#### Task objective
Among the lines below, list those containing the string "ciudad".
++++++++++
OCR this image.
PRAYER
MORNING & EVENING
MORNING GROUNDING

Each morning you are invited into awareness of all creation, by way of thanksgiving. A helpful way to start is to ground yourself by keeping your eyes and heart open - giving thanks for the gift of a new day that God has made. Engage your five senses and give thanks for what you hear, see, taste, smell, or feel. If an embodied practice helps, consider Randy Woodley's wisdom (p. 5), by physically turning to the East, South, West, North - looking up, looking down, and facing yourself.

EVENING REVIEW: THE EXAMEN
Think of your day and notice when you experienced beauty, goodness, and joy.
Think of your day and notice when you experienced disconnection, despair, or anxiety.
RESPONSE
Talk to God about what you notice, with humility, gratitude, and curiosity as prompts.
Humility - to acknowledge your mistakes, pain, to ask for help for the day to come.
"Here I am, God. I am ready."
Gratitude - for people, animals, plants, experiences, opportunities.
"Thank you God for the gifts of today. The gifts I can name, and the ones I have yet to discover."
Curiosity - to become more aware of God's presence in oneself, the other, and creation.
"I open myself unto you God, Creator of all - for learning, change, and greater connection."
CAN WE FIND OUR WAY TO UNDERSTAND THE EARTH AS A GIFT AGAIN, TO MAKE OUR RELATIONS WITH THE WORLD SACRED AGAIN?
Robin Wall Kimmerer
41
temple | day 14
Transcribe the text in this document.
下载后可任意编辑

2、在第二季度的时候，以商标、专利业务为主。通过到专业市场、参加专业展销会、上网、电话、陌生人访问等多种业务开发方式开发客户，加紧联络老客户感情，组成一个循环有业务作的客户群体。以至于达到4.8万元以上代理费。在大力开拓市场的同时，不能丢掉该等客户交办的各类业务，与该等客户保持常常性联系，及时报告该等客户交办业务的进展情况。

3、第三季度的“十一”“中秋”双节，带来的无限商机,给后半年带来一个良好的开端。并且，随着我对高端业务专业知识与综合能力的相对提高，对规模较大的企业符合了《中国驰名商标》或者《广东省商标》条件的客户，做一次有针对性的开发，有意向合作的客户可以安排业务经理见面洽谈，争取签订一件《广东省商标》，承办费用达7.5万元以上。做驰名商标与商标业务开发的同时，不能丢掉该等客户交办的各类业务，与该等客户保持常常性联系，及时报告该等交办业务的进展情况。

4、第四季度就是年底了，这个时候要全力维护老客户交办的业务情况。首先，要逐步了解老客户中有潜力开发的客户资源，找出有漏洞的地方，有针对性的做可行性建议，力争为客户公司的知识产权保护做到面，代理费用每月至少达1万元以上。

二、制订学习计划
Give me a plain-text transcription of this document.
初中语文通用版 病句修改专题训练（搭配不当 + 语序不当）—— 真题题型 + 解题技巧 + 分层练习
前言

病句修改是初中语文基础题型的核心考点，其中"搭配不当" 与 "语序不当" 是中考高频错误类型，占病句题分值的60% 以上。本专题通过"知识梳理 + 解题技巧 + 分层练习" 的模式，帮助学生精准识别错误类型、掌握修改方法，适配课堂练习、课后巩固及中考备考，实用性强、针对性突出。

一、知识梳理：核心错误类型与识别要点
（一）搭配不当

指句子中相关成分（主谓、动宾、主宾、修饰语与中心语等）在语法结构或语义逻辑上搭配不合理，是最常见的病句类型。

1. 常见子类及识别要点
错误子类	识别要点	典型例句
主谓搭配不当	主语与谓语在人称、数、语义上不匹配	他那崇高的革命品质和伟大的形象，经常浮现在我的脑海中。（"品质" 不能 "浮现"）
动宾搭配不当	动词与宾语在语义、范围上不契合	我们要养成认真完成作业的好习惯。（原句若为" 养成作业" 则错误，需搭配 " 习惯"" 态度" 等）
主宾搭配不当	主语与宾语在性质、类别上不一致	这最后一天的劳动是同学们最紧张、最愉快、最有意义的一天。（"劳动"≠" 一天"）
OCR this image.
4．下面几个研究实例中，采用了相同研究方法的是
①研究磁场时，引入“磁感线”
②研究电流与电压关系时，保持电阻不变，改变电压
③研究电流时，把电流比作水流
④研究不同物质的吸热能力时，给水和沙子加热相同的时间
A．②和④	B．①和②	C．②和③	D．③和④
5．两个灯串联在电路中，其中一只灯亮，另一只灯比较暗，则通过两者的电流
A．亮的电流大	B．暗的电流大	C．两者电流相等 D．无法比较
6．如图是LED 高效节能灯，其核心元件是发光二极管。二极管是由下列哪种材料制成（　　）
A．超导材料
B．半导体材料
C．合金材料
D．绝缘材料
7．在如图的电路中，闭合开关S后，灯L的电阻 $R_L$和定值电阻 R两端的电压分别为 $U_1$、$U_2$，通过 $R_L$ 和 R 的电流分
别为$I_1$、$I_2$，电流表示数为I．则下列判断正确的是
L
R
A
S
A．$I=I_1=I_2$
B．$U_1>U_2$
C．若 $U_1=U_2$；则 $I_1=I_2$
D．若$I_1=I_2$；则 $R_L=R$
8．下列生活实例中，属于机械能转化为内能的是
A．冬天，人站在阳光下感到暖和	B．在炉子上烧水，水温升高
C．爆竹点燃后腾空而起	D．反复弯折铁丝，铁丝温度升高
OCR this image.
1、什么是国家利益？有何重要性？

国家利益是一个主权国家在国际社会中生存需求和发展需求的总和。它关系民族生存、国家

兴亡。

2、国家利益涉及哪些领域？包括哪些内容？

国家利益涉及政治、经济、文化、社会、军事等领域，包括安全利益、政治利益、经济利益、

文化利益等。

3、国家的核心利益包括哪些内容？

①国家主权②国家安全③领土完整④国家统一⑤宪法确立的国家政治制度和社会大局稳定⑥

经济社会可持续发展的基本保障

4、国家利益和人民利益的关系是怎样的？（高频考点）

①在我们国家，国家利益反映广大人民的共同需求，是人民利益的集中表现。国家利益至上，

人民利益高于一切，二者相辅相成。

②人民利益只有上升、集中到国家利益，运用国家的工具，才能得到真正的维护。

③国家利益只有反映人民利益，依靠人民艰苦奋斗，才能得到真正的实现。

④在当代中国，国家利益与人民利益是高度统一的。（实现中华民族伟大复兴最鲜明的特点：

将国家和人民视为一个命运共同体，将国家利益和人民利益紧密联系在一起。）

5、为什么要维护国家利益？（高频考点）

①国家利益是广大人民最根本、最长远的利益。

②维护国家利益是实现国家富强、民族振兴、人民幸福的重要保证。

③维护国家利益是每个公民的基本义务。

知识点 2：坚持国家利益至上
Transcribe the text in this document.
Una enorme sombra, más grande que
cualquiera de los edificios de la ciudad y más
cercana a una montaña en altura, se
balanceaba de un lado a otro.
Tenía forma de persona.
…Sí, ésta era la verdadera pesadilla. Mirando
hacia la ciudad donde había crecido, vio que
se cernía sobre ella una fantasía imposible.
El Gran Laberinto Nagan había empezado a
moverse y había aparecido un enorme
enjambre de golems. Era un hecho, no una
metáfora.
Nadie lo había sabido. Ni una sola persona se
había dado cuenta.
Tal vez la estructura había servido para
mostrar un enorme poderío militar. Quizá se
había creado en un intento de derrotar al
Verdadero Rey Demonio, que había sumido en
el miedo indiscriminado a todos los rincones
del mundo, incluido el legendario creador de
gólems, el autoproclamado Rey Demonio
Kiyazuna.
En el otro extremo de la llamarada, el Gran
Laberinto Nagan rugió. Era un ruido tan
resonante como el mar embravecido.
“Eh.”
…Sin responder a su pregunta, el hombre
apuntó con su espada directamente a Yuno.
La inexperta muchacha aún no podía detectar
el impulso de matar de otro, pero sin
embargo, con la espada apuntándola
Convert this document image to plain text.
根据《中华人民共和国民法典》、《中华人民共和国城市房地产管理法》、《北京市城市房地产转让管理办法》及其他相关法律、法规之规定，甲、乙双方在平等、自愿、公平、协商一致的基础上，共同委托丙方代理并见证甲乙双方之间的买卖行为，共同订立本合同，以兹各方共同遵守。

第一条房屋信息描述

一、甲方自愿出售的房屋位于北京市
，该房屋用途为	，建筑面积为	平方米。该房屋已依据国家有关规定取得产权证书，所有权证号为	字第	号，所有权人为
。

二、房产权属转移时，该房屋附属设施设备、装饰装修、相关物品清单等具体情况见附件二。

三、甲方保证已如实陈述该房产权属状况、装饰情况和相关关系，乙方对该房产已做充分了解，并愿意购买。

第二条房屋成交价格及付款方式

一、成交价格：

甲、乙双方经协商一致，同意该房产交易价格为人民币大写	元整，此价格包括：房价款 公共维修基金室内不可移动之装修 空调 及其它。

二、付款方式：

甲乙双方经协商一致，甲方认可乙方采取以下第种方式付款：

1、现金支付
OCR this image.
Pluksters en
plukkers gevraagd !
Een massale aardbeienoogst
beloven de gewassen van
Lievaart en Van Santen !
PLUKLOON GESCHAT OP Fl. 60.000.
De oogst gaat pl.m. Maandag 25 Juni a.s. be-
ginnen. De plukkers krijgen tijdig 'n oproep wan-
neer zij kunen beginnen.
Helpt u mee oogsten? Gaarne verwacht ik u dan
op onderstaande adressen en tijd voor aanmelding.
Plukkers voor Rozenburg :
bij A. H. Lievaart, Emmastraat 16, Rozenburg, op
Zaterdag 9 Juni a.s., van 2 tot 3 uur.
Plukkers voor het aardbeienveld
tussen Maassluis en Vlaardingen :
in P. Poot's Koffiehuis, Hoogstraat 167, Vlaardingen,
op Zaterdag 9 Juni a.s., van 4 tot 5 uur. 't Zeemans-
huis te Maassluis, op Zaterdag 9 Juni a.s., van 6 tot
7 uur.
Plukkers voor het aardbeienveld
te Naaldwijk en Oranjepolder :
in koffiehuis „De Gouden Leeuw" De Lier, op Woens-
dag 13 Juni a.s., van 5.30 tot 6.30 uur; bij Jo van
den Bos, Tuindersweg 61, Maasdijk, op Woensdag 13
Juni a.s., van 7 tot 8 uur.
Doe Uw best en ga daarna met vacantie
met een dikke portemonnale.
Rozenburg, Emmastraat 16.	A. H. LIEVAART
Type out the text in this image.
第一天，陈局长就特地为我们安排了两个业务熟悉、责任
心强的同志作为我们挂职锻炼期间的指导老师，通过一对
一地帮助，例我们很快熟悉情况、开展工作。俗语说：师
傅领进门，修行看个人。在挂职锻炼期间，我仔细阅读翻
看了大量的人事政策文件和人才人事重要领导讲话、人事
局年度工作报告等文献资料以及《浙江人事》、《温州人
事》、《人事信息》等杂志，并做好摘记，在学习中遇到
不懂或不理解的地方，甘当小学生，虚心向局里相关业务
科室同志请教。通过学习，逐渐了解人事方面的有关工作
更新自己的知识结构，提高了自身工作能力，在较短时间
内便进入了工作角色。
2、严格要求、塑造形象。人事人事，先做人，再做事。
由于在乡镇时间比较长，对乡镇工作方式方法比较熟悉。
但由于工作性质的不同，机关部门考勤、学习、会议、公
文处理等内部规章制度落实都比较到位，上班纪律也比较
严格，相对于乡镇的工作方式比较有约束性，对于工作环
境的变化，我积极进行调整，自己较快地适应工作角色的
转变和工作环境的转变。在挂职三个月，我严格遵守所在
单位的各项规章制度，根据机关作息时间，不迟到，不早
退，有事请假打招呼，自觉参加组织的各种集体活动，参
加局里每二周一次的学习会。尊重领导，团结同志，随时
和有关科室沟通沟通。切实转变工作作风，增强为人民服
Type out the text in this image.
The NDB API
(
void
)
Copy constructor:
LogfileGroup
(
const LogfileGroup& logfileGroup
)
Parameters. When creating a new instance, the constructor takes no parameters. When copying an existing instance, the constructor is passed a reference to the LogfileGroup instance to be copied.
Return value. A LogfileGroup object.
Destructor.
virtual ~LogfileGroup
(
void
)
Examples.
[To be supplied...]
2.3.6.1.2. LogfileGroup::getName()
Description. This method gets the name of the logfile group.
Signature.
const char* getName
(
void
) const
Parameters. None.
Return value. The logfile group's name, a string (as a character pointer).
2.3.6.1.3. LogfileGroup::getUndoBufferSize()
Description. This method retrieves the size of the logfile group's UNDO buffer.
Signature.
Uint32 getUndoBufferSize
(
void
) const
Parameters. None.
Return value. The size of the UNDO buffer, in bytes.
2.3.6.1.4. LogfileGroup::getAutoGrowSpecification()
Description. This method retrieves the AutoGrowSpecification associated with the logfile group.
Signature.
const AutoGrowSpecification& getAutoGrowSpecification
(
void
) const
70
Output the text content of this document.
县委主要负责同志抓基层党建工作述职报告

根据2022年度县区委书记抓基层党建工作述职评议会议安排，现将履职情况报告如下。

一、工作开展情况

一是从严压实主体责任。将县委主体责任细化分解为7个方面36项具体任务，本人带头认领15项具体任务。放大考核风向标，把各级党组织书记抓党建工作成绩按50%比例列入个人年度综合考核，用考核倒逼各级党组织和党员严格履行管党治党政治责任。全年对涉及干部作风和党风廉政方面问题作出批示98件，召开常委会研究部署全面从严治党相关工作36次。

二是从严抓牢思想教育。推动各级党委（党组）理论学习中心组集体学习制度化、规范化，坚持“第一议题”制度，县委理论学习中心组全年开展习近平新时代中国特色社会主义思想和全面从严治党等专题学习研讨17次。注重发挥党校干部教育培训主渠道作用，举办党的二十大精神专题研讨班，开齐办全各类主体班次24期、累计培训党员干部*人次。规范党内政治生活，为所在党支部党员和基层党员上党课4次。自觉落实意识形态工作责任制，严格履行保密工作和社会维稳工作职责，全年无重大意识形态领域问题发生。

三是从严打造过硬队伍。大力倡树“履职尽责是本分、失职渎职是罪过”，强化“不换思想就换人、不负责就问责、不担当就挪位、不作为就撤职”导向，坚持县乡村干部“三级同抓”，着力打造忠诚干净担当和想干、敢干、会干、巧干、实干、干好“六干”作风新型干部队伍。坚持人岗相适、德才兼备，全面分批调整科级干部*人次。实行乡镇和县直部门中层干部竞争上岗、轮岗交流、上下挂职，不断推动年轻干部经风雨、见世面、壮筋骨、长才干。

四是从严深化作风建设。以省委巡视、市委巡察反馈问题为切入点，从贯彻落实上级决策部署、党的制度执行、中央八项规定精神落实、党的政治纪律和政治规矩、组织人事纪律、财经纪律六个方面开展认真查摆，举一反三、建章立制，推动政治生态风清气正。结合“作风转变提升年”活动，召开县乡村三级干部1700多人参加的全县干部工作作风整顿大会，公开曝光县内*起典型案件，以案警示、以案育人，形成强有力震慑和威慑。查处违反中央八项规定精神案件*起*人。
++++++++++
#### Task answer
cualquiera de los edificios de la ciudad y más
hacia la ciudad donde había crecido, vio que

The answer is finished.